WHAT IS REQUIRED:
Output the entries verbatim, including every line.
--
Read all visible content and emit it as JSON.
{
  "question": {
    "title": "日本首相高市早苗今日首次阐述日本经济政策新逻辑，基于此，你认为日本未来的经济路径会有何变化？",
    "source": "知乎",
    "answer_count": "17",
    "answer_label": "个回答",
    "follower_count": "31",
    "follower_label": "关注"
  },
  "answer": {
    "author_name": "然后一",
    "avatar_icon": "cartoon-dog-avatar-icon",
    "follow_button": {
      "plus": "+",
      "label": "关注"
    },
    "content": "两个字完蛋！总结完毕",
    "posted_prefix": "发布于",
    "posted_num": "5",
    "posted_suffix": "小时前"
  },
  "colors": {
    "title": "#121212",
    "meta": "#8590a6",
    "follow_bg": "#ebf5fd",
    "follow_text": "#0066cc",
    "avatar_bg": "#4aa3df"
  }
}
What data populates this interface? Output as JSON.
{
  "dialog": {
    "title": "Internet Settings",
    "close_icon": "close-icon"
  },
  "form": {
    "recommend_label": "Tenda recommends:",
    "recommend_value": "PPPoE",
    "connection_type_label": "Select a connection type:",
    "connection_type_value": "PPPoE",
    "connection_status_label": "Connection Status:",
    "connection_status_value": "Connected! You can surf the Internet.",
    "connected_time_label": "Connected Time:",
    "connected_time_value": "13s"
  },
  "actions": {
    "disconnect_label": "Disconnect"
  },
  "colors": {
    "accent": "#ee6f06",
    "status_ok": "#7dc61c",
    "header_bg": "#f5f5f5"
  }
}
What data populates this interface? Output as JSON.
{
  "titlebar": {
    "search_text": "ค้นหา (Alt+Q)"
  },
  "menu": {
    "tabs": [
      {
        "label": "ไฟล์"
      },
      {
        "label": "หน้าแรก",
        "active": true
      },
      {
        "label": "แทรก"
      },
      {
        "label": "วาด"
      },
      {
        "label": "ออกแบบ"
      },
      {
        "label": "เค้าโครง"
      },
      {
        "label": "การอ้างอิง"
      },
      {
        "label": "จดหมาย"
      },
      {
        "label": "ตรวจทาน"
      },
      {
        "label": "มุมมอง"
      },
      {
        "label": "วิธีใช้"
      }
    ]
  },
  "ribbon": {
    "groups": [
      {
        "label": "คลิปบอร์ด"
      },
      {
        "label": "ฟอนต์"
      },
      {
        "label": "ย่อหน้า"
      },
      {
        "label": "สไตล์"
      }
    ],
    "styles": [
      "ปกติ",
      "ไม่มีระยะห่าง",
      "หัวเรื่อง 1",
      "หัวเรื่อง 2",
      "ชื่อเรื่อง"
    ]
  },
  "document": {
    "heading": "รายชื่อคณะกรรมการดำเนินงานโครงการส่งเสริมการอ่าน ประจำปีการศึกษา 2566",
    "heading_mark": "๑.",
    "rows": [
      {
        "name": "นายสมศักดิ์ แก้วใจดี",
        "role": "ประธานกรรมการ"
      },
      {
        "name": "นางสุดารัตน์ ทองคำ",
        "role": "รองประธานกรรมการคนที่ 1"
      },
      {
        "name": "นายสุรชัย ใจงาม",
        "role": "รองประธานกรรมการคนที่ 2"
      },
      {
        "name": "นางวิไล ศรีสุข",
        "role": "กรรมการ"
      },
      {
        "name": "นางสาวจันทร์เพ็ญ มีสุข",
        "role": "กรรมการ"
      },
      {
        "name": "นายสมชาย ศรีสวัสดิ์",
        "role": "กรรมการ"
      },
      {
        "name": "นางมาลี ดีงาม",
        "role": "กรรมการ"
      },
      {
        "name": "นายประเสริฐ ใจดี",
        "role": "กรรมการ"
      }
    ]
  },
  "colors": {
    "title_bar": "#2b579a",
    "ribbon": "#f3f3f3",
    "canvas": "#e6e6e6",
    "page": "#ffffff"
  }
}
--
TASK SOLUTION:
Read all visible content and emit it as JSON.
{
  "question": {
    "title": "日本首相高市早苗今日首次阐述日本经济政策新逻辑，基于此，你认为日本未来的经济路径会有何变化？",
    "source": "知乎",
    "answer_count": "17",
    "answer_label": "个回答",
    "follower_count": "31",
    "follower_label": "关注"
  },
  "answer": {
    "author_name": "然后一",
    "avatar_icon": "cartoon-dog-avatar-icon",
    "follow_button": {
      "plus": "+",
      "label": "关注"
    },
    "content": "两个字完蛋！总结完毕",
    "posted_prefix": "发布于",
    "posted_num": "5",
    "posted_suffix": "小时前"
  },
  "colors": {
    "title": "#121212",
    "meta": "#8590a6",
    "follow_bg": "#ebf5fd",
    "follow_text": "#0066cc",
    "avatar_bg": "#4aa3df"
  }
}
What data populates this interface? Output as JSON.
{
  "dialog": {
    "title": "Internet Settings",
    "close_icon": "close-icon"
  },
  "form": {
    "recommend_label": "Tenda recommends:",
    "recommend_value": "PPPoE",
    "connection_type_label": "Select a connection type:",
    "connection_type_value": "PPPoE",
    "connection_status_label": "Connection Status:",
    "connection_status_value": "Connected! You can surf the Internet.",
    "connected_time_label": "Connected Time:",
    "connected_time_value": "13s"
  },
  "actions": {
    "disconnect_label": "Disconnect"
  },
  "colors": {
    "accent": "#ee6f06",
    "status_ok": "#7dc61c",
    "header_bg": "#f5f5f5"
  }
}
What data populates this interface? Output as JSON.
{
  "titlebar": {
    "search_text": "ค้นหา (Alt+Q)"
  },
  "menu": {
    "tabs": [
      {
        "label": "ไฟล์"
      },
      {
        "label": "หน้าแรก",
        "active": true
      },
      {
        "label": "แทรก"
      },
      {
        "label": "วาด"
      },
      {
        "label": "ออกแบบ"
      },
      {
        "label": "เค้าโครง"
      },
      {
        "label": "การอ้างอิง"
      },
      {
        "label": "จดหมาย"
      },
      {
        "label": "ตรวจทาน"
      },
      {
        "label": "มุมมอง"
      },
      {
        "label": "วิธีใช้"
      }
    ]
  },
  "ribbon": {
    "groups": [
      {
        "label": "คลิปบอร์ด"
      },
      {
        "label": "ฟอนต์"
      },
      {
        "label": "ย่อหน้า"
      },
      {
        "label": "สไตล์"
      }
    ],
    "styles": [
      "ปกติ",
      "ไม่มีระยะห่าง",
      "หัวเรื่อง 1",
      "หัวเรื่อง 2",
      "ชื่อเรื่อง"
    ]
  },
  "document": {
    "heading": "รายชื่อคณะกรรมการดำเนินงานโครงการส่งเสริมการอ่าน ประจำปีการศึกษา 2566",
    "heading_mark": "๑.",
    "rows": [
      {
        "name": "นายสมศักดิ์ แก้วใจดี",
        "role": "ประธานกรรมการ"
      },
      {
        "name": "นางสุดารัตน์ ทองคำ",
        "role": "รองประธานกรรมการคนที่ 1"
      },
      {
        "name": "นายสุรชัย ใจงาม",
        "role": "รองประธานกรรมการคนที่ 2"
      },
      {
        "name": "นางวิไล ศรีสุข",
        "role": "กรรมการ"
      },
      {
        "name": "นางสาวจันทร์เพ็ญ มีสุข",
        "role": "กรรมการ"
      },
      {
        "name": "นายสมชาย ศรีสวัสดิ์",
        "role": "กรรมการ"
      },
      {
        "name": "นางมาลี ดีงาม",
        "role": "กรรมการ"
      },
      {
        "name": "นายประเสริฐ ใจดี",
        "role": "กรรมการ"
      }
    ]
  },
  "colors": {
    "title_bar": "#2b579a",
    "ribbon": "#f3f3f3",
    "canvas": "#e6e6e6",
    "page": "#ffffff"
  }
}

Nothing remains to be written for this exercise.